Given request —
Copy each line below that includes "Avery".

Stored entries
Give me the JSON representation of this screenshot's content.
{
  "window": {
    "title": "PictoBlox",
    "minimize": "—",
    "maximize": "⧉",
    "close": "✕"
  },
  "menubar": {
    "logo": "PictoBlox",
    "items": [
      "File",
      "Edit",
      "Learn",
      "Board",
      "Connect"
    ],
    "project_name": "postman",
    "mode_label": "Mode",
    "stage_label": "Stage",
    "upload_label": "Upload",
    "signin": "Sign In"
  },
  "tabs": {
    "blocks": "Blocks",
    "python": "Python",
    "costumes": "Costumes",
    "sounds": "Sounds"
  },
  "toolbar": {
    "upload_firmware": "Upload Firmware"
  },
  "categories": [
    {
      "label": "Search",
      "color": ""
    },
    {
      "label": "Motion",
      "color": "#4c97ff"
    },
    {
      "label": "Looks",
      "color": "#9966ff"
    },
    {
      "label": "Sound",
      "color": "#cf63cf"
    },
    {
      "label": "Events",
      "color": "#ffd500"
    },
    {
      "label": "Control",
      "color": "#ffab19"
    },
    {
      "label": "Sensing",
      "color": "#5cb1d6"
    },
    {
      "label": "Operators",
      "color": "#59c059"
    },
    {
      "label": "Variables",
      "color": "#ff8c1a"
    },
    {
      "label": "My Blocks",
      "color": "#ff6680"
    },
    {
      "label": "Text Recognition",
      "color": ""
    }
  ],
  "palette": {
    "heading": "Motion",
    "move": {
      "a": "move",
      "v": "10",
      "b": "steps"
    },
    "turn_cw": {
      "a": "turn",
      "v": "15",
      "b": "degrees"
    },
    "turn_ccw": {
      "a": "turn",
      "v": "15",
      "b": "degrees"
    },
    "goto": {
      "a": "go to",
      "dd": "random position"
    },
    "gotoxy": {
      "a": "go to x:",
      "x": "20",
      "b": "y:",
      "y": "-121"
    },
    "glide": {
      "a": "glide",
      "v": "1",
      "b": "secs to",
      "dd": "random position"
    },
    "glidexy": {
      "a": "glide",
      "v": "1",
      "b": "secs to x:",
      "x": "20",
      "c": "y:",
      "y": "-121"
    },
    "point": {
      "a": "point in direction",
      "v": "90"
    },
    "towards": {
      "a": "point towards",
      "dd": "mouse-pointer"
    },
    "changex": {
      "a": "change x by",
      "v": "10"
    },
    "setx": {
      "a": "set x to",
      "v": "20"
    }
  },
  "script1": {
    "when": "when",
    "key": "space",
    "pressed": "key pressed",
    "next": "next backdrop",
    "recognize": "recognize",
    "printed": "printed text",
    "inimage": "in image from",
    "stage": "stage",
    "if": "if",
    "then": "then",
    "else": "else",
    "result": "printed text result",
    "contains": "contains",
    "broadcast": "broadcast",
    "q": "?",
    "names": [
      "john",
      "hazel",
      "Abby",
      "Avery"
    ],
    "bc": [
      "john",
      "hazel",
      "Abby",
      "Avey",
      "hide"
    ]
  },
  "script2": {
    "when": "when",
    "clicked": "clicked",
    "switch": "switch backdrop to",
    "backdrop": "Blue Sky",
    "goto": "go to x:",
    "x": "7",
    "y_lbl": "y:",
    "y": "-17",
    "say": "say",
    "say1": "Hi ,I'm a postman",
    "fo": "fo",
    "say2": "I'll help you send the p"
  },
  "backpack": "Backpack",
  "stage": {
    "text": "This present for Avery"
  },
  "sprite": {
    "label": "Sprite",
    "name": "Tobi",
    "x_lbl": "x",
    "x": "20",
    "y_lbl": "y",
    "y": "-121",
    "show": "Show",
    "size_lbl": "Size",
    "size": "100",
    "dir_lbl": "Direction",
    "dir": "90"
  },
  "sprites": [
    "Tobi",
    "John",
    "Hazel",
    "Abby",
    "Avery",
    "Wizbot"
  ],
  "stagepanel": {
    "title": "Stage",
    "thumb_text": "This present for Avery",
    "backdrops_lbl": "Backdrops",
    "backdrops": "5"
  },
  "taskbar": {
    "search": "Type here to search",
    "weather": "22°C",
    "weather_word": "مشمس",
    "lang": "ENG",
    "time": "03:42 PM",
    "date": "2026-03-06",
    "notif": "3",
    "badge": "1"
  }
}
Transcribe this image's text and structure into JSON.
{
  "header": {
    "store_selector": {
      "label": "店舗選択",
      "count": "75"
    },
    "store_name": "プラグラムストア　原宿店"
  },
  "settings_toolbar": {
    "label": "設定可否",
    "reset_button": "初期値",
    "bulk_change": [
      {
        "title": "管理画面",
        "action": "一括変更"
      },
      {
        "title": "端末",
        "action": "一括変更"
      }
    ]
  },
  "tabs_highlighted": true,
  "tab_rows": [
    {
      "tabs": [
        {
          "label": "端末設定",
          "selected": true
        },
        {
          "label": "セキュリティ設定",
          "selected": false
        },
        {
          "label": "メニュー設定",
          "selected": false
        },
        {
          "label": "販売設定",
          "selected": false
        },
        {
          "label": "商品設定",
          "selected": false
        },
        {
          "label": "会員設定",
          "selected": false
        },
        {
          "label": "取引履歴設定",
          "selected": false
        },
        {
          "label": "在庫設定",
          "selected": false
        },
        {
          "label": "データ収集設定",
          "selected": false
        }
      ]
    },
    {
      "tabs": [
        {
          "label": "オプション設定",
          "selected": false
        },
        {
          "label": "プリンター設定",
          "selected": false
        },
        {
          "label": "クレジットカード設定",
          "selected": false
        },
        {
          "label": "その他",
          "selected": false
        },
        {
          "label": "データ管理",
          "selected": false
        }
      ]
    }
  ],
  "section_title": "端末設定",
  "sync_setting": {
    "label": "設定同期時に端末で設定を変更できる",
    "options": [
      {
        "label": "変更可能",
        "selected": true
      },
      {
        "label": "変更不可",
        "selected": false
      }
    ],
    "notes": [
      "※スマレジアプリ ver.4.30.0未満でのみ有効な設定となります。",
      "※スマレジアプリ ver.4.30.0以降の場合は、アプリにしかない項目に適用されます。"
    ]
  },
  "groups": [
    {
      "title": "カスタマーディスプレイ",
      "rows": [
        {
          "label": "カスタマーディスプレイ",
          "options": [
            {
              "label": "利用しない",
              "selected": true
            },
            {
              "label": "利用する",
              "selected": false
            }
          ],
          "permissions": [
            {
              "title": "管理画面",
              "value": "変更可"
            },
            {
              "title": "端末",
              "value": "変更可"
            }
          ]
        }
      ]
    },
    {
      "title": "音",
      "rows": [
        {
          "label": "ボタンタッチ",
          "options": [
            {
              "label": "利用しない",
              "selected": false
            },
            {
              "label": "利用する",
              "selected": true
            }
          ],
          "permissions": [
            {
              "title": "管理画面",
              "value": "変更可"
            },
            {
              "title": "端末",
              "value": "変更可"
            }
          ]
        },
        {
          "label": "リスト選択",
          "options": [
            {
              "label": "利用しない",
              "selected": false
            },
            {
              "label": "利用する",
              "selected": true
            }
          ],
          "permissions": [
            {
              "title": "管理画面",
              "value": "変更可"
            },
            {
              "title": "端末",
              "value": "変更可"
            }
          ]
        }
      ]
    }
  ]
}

The response —
      "Avery"
    "text": "This present for Avery"
    "Avery",
    "thumb_text": "This present for Avery",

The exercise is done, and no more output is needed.